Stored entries
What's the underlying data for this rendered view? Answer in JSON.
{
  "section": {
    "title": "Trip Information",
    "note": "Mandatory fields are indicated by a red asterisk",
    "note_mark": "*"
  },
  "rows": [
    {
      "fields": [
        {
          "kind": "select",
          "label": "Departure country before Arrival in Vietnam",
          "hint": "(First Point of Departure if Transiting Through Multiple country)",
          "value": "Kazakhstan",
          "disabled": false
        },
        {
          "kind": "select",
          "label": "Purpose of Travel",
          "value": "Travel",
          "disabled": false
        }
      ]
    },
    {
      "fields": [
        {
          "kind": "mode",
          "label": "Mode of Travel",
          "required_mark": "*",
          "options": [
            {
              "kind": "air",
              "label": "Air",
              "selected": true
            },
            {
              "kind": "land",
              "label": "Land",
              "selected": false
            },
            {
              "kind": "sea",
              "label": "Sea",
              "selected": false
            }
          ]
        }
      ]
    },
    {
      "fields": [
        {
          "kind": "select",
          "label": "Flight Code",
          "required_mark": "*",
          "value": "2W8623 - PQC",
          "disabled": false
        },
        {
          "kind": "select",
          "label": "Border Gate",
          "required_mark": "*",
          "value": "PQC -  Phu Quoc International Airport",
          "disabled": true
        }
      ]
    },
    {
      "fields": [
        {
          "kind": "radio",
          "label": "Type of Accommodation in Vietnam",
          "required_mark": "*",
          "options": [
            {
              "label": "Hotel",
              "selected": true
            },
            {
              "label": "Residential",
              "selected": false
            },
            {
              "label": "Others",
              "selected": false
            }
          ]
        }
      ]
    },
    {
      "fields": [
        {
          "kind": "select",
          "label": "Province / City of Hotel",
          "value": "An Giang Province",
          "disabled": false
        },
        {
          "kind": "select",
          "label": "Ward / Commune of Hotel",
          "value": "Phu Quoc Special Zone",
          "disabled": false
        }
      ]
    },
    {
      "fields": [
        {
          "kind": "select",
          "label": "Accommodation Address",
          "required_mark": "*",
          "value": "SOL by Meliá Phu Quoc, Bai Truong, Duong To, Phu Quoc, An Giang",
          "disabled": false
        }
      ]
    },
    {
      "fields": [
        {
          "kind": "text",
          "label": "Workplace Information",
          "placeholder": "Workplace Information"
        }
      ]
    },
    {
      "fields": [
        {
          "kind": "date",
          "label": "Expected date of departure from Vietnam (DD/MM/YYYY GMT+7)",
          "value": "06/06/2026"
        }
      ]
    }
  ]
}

» **PROBLEM TO SOLVE**: Transcribe every entry exactly.

» **WRITTEN ANSWER**:
What's the underlying data for this rendered view? Answer in JSON.
{
  "section": {
    "title": "Trip Information",
    "note": "Mandatory fields are indicated by a red asterisk",
    "note_mark": "*"
  },
  "rows": [
    {
      "fields": [
        {
          "kind": "select",
          "label": "Departure country before Arrival in Vietnam",
          "hint": "(First Point of Departure if Transiting Through Multiple country)",
          "value": "Kazakhstan",
          "disabled": false
        },
        {
          "kind": "select",
          "label": "Purpose of Travel",
          "value": "Travel",
          "disabled": false
        }
      ]
    },
    {
      "fields": [
        {
          "kind": "mode",
          "label": "Mode of Travel",
          "required_mark": "*",
          "options": [
            {
              "kind": "air",
              "label": "Air",
              "selected": true
            },
            {
              "kind": "land",
              "label": "Land",
              "selected": false
            },
            {
              "kind": "sea",
              "label": "Sea",
              "selected": false
            }
          ]
        }
      ]
    },
    {
      "fields": [
        {
          "kind": "select",
          "label": "Flight Code",
          "required_mark": "*",
          "value": "2W8623 - PQC",
          "disabled": false
        },
        {
          "kind": "select",
          "label": "Border Gate",
          "required_mark": "*",
          "value": "PQC -  Phu Quoc International Airport",
          "disabled": true
        }
      ]
    },
    {
      "fields": [
        {
          "kind": "radio",
          "label": "Type of Accommodation in Vietnam",
          "required_mark": "*",
          "options": [
            {
              "label": "Hotel",
              "selected": true
            },
            {
              "label": "Residential",
              "selected": false
            },
            {
              "label": "Others",
              "selected": false
            }
          ]
        }
      ]
    },
    {
      "fields": [
        {
          "kind": "select",
          "label": "Province / City of Hotel",
          "value": "An Giang Province",
          "disabled": false
        },
        {
          "kind": "select",
          "label": "Ward / Commune of Hotel",
          "value": "Phu Quoc Special Zone",
          "disabled": false
        }
      ]
    },
    {
      "fields": [
        {
          "kind": "select",
          "label": "Accommodation Address",
          "required_mark": "*",
          "value": "SOL by Meliá Phu Quoc, Bai Truong, Duong To, Phu Quoc, An Giang",
          "disabled": false
        }
      ]
    },
    {
      "fields": [
        {
          "kind": "text",
          "label": "Workplace Information",
          "placeholder": "Workplace Information"
        }
      ]
    },
    {
      "fields": [
        {
          "kind": "date",
          "label": "Expected date of departure from Vietnam (DD/MM/YYYY GMT+7)",
          "value": "06/06/2026"
        }
      ]
    }
  ]
}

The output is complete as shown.